-- start Data to use --

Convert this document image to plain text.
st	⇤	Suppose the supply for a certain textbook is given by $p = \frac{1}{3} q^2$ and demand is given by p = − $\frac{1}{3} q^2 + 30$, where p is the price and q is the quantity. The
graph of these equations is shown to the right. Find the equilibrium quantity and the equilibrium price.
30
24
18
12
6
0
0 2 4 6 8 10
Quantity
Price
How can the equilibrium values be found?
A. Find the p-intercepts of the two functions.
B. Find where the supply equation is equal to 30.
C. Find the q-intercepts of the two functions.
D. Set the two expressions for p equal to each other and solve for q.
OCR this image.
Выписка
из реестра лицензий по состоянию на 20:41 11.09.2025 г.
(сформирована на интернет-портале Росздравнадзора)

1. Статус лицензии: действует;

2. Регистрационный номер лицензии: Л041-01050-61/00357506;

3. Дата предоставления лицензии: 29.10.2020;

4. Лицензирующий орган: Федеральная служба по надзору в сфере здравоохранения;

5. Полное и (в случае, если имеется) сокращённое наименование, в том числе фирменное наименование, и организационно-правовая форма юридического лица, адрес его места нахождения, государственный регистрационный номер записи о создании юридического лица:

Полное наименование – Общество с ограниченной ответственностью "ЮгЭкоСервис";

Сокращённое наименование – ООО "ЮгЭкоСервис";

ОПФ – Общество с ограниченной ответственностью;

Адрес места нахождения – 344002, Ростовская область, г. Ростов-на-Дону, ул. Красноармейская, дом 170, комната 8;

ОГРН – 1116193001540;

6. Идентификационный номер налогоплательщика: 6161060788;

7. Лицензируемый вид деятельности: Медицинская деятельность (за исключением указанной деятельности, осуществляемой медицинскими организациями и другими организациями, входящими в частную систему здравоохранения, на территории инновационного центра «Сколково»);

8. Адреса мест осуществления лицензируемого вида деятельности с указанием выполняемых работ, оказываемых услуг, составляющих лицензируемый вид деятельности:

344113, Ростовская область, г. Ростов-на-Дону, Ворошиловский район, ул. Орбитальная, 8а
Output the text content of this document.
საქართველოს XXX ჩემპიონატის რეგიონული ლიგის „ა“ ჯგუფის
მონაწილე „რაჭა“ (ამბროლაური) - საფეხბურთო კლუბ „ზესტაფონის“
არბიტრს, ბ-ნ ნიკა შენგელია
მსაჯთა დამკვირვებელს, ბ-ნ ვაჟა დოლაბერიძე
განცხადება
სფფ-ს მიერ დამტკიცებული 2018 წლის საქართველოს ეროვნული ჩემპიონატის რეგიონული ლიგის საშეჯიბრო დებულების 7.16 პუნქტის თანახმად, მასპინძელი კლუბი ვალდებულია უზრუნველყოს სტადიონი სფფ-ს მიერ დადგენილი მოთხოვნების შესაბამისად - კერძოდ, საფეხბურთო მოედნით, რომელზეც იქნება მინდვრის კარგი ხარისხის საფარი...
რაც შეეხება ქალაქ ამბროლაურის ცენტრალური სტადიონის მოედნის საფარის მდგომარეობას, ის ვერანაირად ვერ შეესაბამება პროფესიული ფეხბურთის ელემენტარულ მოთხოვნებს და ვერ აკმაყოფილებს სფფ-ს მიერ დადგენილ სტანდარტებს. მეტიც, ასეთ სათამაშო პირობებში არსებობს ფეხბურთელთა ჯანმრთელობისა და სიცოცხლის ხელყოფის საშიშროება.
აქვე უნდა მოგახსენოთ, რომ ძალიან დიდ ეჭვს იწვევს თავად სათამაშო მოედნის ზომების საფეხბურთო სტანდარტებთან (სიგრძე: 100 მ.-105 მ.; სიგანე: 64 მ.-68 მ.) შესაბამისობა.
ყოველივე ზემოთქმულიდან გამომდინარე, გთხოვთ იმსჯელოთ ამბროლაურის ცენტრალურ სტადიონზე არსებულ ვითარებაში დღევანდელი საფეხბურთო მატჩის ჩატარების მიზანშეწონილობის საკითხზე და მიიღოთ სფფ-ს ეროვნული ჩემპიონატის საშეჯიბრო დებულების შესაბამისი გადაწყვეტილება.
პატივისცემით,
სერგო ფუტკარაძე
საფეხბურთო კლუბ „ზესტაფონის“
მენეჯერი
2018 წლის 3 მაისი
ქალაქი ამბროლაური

-- end Data to use --

» Problem statement
All lines above containing the string "ответственностью" are to be collected.

» Response
Полное наименование – Общество с ограниченной ответственностью "ЮгЭкоСервис";
ОПФ – Общество с ограниченной ответственностью;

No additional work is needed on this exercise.